Instructions to follow:
Filter the records for lines holding the string "دریانه".

Records for the task:
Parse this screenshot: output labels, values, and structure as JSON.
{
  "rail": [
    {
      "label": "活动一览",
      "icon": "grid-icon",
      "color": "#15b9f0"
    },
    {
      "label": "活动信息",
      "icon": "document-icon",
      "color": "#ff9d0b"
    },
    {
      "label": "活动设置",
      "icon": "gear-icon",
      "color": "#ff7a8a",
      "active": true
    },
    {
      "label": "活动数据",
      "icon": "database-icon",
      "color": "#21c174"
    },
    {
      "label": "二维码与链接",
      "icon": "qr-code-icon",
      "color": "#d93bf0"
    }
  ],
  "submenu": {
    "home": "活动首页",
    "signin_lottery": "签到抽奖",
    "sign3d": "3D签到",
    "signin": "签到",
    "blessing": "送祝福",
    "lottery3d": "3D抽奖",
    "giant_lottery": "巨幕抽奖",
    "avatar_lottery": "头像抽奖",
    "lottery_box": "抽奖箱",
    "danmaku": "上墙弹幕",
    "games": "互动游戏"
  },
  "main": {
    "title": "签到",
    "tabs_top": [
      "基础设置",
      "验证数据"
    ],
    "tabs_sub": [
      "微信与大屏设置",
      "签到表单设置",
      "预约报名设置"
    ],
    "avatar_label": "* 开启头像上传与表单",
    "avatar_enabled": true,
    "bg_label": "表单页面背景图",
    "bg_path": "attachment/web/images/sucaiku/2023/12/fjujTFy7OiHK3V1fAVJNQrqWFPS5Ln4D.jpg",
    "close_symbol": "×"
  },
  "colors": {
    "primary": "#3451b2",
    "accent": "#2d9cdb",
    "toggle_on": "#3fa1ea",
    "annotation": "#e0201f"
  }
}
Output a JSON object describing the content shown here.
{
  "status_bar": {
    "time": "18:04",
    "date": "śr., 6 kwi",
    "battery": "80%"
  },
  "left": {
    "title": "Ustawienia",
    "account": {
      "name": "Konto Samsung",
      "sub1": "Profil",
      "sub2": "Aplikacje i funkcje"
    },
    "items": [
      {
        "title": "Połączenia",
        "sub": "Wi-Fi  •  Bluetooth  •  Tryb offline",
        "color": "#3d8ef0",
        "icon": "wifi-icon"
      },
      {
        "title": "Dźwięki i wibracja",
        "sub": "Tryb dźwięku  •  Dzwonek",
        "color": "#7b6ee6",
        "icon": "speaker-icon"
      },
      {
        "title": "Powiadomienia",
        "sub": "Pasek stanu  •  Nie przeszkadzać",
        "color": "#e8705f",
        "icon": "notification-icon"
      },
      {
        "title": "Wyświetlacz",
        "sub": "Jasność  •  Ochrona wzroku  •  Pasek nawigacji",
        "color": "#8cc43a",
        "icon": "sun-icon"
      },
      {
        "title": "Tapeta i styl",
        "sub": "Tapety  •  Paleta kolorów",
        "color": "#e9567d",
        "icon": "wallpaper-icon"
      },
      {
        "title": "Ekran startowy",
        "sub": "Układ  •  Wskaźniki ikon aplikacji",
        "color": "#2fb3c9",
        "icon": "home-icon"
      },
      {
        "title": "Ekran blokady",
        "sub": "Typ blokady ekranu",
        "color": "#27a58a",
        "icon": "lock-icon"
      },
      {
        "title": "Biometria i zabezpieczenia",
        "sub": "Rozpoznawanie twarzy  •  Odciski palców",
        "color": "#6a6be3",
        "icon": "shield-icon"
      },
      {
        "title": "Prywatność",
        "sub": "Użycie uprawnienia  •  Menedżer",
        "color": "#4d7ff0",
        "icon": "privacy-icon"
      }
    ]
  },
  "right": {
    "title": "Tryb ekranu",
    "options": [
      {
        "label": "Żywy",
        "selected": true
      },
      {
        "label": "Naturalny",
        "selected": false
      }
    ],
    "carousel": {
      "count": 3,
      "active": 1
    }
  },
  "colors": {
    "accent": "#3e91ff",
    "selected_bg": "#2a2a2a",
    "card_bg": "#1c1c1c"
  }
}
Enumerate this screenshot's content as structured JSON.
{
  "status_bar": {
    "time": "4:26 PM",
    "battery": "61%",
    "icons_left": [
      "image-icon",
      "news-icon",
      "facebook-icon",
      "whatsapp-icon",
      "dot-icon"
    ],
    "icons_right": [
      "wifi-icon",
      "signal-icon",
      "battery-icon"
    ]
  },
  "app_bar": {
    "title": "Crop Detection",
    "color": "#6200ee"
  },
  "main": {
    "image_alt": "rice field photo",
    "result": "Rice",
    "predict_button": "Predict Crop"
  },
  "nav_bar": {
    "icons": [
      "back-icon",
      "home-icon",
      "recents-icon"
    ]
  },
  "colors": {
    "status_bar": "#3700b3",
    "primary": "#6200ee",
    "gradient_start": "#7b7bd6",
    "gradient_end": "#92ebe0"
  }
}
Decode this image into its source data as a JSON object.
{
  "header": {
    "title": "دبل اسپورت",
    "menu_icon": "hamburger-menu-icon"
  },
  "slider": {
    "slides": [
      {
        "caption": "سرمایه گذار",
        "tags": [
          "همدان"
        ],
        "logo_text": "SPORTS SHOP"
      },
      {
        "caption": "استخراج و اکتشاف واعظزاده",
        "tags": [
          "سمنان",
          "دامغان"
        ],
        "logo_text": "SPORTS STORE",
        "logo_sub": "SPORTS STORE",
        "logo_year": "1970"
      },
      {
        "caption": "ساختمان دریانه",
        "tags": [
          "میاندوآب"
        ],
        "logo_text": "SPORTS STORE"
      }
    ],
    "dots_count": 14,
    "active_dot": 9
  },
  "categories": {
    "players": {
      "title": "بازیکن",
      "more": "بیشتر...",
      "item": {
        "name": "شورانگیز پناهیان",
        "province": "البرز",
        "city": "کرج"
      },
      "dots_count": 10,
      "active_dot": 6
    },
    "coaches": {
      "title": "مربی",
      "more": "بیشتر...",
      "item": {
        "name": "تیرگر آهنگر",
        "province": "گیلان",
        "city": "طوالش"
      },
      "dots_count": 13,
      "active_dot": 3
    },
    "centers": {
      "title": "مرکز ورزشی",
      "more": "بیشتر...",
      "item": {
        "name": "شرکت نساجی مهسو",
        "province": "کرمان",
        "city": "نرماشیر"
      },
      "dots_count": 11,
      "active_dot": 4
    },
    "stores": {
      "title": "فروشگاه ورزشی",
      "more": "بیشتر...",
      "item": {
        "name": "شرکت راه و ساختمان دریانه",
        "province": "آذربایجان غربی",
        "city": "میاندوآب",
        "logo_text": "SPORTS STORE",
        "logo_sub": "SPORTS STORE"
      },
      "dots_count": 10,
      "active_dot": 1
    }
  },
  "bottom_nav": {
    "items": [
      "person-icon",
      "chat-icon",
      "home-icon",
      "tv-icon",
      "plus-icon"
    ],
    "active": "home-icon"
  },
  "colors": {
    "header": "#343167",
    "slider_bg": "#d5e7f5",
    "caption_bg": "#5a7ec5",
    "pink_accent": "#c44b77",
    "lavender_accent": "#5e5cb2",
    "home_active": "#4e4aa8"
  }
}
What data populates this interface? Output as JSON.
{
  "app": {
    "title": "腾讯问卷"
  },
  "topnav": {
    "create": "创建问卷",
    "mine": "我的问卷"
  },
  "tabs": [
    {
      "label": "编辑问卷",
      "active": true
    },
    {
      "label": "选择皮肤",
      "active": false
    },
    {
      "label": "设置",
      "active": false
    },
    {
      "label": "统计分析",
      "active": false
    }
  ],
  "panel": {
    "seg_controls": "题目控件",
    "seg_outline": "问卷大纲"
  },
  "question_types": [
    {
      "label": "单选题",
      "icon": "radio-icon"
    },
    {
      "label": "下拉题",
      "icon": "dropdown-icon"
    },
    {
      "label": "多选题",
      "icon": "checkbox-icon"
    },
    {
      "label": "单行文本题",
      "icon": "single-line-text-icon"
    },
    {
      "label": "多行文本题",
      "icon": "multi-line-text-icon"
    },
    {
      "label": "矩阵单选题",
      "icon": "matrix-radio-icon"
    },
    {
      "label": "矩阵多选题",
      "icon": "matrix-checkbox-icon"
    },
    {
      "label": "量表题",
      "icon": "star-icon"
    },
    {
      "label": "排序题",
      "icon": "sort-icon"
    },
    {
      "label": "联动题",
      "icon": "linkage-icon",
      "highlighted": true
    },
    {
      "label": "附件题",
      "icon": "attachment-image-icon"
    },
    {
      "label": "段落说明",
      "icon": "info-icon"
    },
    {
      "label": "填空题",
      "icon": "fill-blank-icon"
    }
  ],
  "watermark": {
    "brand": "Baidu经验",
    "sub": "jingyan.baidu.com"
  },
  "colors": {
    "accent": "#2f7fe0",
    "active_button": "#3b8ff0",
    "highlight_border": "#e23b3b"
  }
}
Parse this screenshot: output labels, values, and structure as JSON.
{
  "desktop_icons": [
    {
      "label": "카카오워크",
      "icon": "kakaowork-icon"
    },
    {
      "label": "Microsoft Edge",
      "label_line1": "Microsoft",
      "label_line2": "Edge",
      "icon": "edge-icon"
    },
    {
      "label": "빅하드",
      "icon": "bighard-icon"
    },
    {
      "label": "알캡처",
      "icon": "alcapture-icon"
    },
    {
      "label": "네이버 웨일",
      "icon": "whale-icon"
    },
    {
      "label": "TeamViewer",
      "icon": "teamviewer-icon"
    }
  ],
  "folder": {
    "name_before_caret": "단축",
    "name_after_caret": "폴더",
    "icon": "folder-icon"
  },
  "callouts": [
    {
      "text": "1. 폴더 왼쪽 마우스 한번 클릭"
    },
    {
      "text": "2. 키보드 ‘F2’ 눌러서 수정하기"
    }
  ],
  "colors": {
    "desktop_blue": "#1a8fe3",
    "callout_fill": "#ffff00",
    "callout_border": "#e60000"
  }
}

Output of the exercise:
        "caption": "ساختمان دریانه",
        "name": "شرکت راه و ساختمان دریانه",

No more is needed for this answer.